» **THE TASK**
Take every line that has the string "title" and copy it out.

» **EXTRACTED DATA**
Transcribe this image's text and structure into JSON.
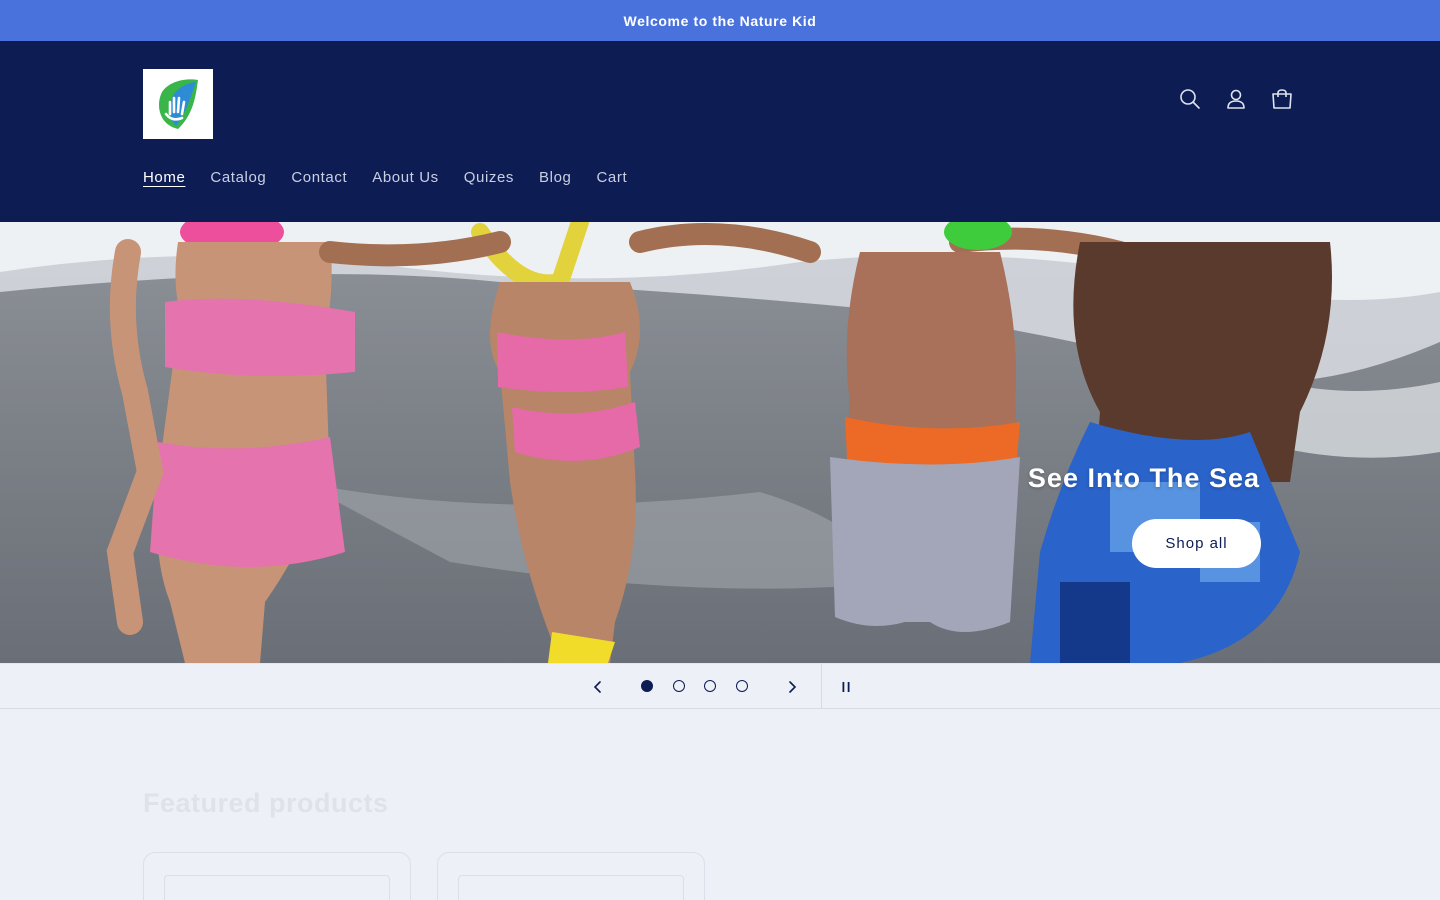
{
  "announcement": {
    "text": "Welcome to the Nature Kid"
  },
  "header": {
    "logo_alt": "Nature Kid logo",
    "icons": [
      "search-icon",
      "account-icon",
      "cart-icon"
    ],
    "nav": [
      {
        "label": "Home",
        "active": true
      },
      {
        "label": "Catalog",
        "active": false
      },
      {
        "label": "Contact",
        "active": false
      },
      {
        "label": "About Us",
        "active": false
      },
      {
        "label": "Quizes",
        "active": false
      },
      {
        "label": "Blog",
        "active": false
      },
      {
        "label": "Cart",
        "active": false
      }
    ]
  },
  "hero": {
    "title": "See Into The Sea",
    "button_label": "Shop all"
  },
  "slider": {
    "slides": 4,
    "current": 1,
    "prev_icon": "chevron-left-icon",
    "next_icon": "chevron-right-icon",
    "pause_icon": "pause-icon"
  },
  "featured": {
    "title": "Featured products"
  },
  "colors": {
    "announcement_bg": "#4a72dc",
    "header_bg": "#0e1c54",
    "page_bg": "#eef0f7"
  }
}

» **RESPONSE TO THE TASK**
    "title": "See Into The Sea",
    "title": "Featured products"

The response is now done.